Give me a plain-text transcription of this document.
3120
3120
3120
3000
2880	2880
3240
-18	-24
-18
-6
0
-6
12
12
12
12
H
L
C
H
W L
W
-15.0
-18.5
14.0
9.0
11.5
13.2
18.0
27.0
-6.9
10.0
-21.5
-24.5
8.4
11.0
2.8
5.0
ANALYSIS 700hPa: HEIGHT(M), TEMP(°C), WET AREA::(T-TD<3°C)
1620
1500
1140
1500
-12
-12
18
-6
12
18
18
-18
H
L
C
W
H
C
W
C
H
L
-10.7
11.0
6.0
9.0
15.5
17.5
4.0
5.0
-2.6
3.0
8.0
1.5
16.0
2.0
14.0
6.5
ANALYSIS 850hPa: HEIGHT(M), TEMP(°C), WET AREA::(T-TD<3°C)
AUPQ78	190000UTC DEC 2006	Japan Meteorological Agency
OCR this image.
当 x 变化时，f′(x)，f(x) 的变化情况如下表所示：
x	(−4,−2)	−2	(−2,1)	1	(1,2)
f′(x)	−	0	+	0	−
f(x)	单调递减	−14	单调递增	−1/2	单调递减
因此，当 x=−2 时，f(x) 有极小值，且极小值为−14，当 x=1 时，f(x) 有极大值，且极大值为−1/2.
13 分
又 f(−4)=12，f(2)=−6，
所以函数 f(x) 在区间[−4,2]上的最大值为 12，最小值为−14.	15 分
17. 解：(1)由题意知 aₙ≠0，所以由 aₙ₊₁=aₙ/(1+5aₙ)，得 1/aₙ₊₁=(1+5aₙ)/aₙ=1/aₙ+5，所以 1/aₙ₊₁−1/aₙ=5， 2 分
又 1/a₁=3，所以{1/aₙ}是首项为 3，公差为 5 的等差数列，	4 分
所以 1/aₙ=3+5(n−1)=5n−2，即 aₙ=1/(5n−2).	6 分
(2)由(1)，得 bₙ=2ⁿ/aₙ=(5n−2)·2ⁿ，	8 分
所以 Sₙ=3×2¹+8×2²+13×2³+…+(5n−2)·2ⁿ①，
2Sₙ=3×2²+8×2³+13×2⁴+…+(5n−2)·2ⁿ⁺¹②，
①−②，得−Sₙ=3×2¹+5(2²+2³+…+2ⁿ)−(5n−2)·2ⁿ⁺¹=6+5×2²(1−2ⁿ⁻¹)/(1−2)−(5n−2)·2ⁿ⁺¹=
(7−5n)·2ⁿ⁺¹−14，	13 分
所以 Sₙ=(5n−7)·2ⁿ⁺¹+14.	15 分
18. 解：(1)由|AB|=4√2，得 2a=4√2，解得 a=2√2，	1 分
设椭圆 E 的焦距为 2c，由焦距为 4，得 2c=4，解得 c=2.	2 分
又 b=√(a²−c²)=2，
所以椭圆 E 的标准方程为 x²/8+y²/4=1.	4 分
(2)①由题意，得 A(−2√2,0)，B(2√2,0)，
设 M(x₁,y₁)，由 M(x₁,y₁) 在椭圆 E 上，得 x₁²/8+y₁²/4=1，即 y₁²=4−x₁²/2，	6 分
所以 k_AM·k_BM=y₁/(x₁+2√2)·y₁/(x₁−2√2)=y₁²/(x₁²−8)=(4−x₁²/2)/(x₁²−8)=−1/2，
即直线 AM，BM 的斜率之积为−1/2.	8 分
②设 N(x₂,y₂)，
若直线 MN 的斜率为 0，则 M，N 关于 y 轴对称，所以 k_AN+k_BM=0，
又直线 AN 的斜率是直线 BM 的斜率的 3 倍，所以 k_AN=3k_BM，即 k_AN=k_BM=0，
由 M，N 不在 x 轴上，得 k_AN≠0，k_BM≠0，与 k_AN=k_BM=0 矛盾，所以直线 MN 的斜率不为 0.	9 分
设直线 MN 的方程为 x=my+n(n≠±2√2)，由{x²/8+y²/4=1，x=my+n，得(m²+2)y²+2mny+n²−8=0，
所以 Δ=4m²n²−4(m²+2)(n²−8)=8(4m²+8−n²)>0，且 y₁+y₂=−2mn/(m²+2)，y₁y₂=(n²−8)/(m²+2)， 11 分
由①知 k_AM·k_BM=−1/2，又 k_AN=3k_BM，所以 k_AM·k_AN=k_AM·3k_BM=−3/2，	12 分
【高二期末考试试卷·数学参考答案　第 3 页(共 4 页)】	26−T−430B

## SHORT EXERCISE:
Copy out the material word for word and line for line.

## WRITTEN REPLY:
Give me a plain-text transcription of this document.
3120
3120
3120
3000
2880	2880
3240
-18	-24
-18
-6
0
-6
12
12
12
12
H
L
C
H
W L
W
-15.0
-18.5
14.0
9.0
11.5
13.2
18.0
27.0
-6.9
10.0
-21.5
-24.5
8.4
11.0
2.8
5.0
ANALYSIS 700hPa: HEIGHT(M), TEMP(°C), WET AREA::(T-TD<3°C)
1620
1500
1140
1500
-12
-12
18
-6
12
18
18
-18
H
L
C
W
H
C
W
C
H
L
-10.7
11.0
6.0
9.0
15.5
17.5
4.0
5.0
-2.6
3.0
8.0
1.5
16.0
2.0
14.0
6.5
ANALYSIS 850hPa: HEIGHT(M), TEMP(°C), WET AREA::(T-TD<3°C)
AUPQ78	190000UTC DEC 2006	Japan Meteorological Agency
OCR this image.
当 x 变化时，f′(x)，f(x) 的变化情况如下表所示：
x	(−4,−2)	−2	(−2,1)	1	(1,2)
f′(x)	−	0	+	0	−
f(x)	单调递减	−14	单调递增	−1/2	单调递减
因此，当 x=−2 时，f(x) 有极小值，且极小值为−14，当 x=1 时，f(x) 有极大值，且极大值为−1/2.
13 分
又 f(−4)=12，f(2)=−6，
所以函数 f(x) 在区间[−4,2]上的最大值为 12，最小值为−14.	15 分
17. 解：(1)由题意知 aₙ≠0，所以由 aₙ₊₁=aₙ/(1+5aₙ)，得 1/aₙ₊₁=(1+5aₙ)/aₙ=1/aₙ+5，所以 1/aₙ₊₁−1/aₙ=5， 2 分
又 1/a₁=3，所以{1/aₙ}是首项为 3，公差为 5 的等差数列，	4 分
所以 1/aₙ=3+5(n−1)=5n−2，即 aₙ=1/(5n−2).	6 分
(2)由(1)，得 bₙ=2ⁿ/aₙ=(5n−2)·2ⁿ，	8 分
所以 Sₙ=3×2¹+8×2²+13×2³+…+(5n−2)·2ⁿ①，
2Sₙ=3×2²+8×2³+13×2⁴+…+(5n−2)·2ⁿ⁺¹②，
①−②，得−Sₙ=3×2¹+5(2²+2³+…+2ⁿ)−(5n−2)·2ⁿ⁺¹=6+5×2²(1−2ⁿ⁻¹)/(1−2)−(5n−2)·2ⁿ⁺¹=
(7−5n)·2ⁿ⁺¹−14，	13 分
所以 Sₙ=(5n−7)·2ⁿ⁺¹+14.	15 分
18. 解：(1)由|AB|=4√2，得 2a=4√2，解得 a=2√2，	1 分
设椭圆 E 的焦距为 2c，由焦距为 4，得 2c=4，解得 c=2.	2 分
又 b=√(a²−c²)=2，
所以椭圆 E 的标准方程为 x²/8+y²/4=1.	4 分
(2)①由题意，得 A(−2√2,0)，B(2√2,0)，
设 M(x₁,y₁)，由 M(x₁,y₁) 在椭圆 E 上，得 x₁²/8+y₁²/4=1，即 y₁²=4−x₁²/2，	6 分
所以 k_AM·k_BM=y₁/(x₁+2√2)·y₁/(x₁−2√2)=y₁²/(x₁²−8)=(4−x₁²/2)/(x₁²−8)=−1/2，
即直线 AM，BM 的斜率之积为−1/2.	8 分
②设 N(x₂,y₂)，
若直线 MN 的斜率为 0，则 M，N 关于 y 轴对称，所以 k_AN+k_BM=0，
又直线 AN 的斜率是直线 BM 的斜率的 3 倍，所以 k_AN=3k_BM，即 k_AN=k_BM=0，
由 M，N 不在 x 轴上，得 k_AN≠0，k_BM≠0，与 k_AN=k_BM=0 矛盾，所以直线 MN 的斜率不为 0.	9 分
设直线 MN 的方程为 x=my+n(n≠±2√2)，由{x²/8+y²/4=1，x=my+n，得(m²+2)y²+2mny+n²−8=0，
所以 Δ=4m²n²−4(m²+2)(n²−8)=8(4m²+8−n²)>0，且 y₁+y₂=−2mn/(m²+2)，y₁y₂=(n²−8)/(m²+2)， 11 分
由①知 k_AM·k_BM=−1/2，又 k_AN=3k_BM，所以 k_AM·k_AN=k_AM·3k_BM=−3/2，	12 分
【高二期末考试试卷·数学参考答案　第 3 页(共 4 页)】	26−T−430B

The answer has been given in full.